Saved entries
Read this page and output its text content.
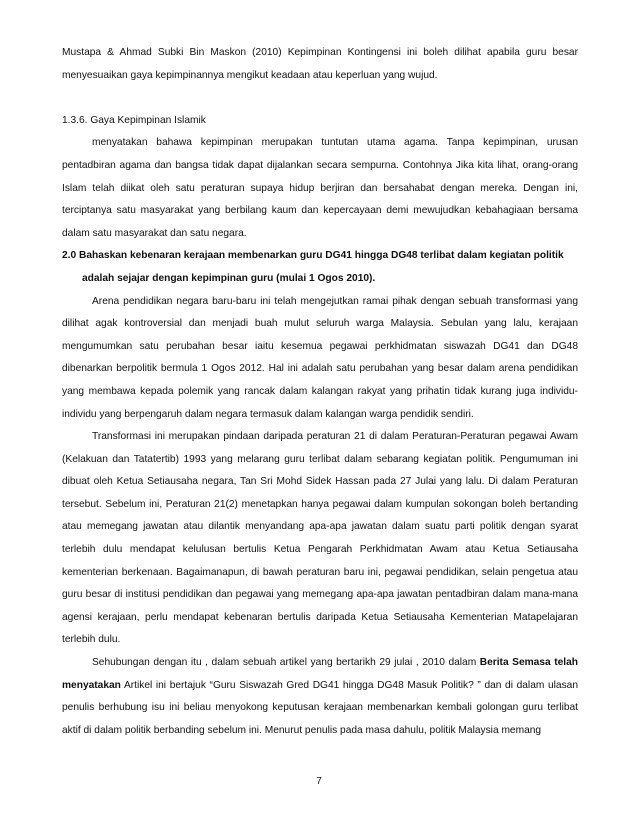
Mustapa & Ahmad Subki Bin Maskon (2010) Kepimpinan Kontingensi ini boleh dilihat apabila guru besar menyesuaikan gaya kepimpinannya mengikut keadaan atau keperluan yang wujud.

1.3.6. Gaya Kepimpinan Islamik

menyatakan bahawa kepimpinan merupakan tuntutan utama agama. Tanpa kepimpinan, urusan pentadbiran agama dan bangsa tidak dapat dijalankan secara sempurna. Contohnya Jika kita lihat, orang-orang Islam telah diikat oleh satu peraturan supaya hidup berjiran dan bersahabat dengan mereka. Dengan ini, terciptanya satu masyarakat yang berbilang kaum dan kepercayaan demi mewujudkan kebahagiaan bersama dalam satu masyarakat dan satu negara.

2.0 Bahaskan kebenaran kerajaan membenarkan guru DG41 hingga DG48 terlibat dalam kegiatan politik adalah sejajar dengan kepimpinan guru (mulai 1 Ogos 2010).

Arena pendidikan negara baru-baru ini telah mengejutkan ramai pihak dengan sebuah transformasi yang dilihat agak kontroversial dan menjadi buah mulut seluruh warga Malaysia. Sebulan yang lalu, kerajaan mengumumkan satu perubahan besar iaitu kesemua pegawai perkhidmatan siswazah DG41 dan DG48 dibenarkan berpolitik bermula 1 Ogos 2012. Hal ini adalah satu perubahan yang besar dalam arena pendidikan yang membawa kepada polemik yang rancak dalam kalangan rakyat yang prihatin tidak kurang juga individu-individu yang berpengaruh dalam negara termasuk dalam kalangan warga pendidik sendiri.

Transformasi ini merupakan pindaan daripada peraturan 21 di dalam Peraturan-Peraturan pegawai Awam (Kelakuan dan Tatatertib) 1993 yang melarang guru terlibat dalam sebarang kegiatan politik. Pengumuman ini dibuat oleh Ketua Setiausaha negara, Tan Sri Mohd Sidek Hassan pada 27 Julai yang lalu. Di dalam Peraturan tersebut. Sebelum ini, Peraturan 21(2) menetapkan hanya pegawai dalam kumpulan sokongan boleh bertanding atau memegang jawatan atau dilantik menyandang apa-apa jawatan dalam suatu parti politik dengan syarat terlebih dulu mendapat kelulusan bertulis Ketua Pengarah Perkhidmatan Awam atau Ketua Setiausaha kementerian berkenaan. Bagaimanapun, di bawah peraturan baru ini, pegawai pendidikan, selain pengetua atau guru besar di institusi pendidikan dan pegawai yang memegang apa-apa jawatan pentadbiran dalam mana-mana agensi kerajaan, perlu mendapat kebenaran bertulis daripada Ketua Setiausaha Kementerian Matapelajaran terlebih dulu.

Sehubungan dengan itu , dalam sebuah artikel yang bertarikh 29 julai , 2010 dalam Berita Semasa telah menyatakan Artikel ini bertajuk “Guru Siswazah Gred DG41 hingga DG48 Masuk Politik? ” dan di dalam ulasan penulis berhubung isu ini beliau menyokong keputusan kerajaan membenarkan kembali golongan guru terlibat aktif di dalam politik berbanding sebelum ini. Menurut penulis pada masa dahulu, politik Malaysia memang

7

**Stated goal**
Pull every line containing "boleh" from the material above.

**Exercise answer**
Mustapa & Ahmad Subki Bin Maskon (2010) Kepimpinan Kontingensi ini boleh dilihat apabila guru besar menyesuaikan gaya kepimpinannya mengikut keadaan atau keperluan yang wujud.
Transformasi ini merupakan pindaan daripada peraturan 21 di dalam Peraturan-Peraturan pegawai Awam (Kelakuan dan Tatatertib) 1993 yang melarang guru terlibat dalam sebarang kegiatan politik. Pengumuman ini dibuat oleh Ketua Setiausaha negara, Tan Sri Mohd Sidek Hassan pada 27 Julai yang lalu. Di dalam Peraturan tersebut. Sebelum ini, Peraturan 21(2) menetapkan hanya pegawai dalam kumpulan sokongan boleh bertanding atau memegang jawatan atau dilantik menyandang apa-apa jawatan dalam suatu parti politik dengan syarat terlebih dulu mendapat kelulusan bertulis Ketua Pengarah Perkhidmatan Awam atau Ketua Setiausaha kementerian berkenaan. Bagaimanapun, di bawah peraturan baru ini, pegawai pendidikan, selain pengetua atau guru besar di institusi pendidikan dan pegawai yang memegang apa-apa jawatan pentadbiran dalam mana-mana agensi kerajaan, perlu mendapat kebenaran bertulis daripada Ketua Setiausaha Kementerian Matapelajaran terlebih dulu.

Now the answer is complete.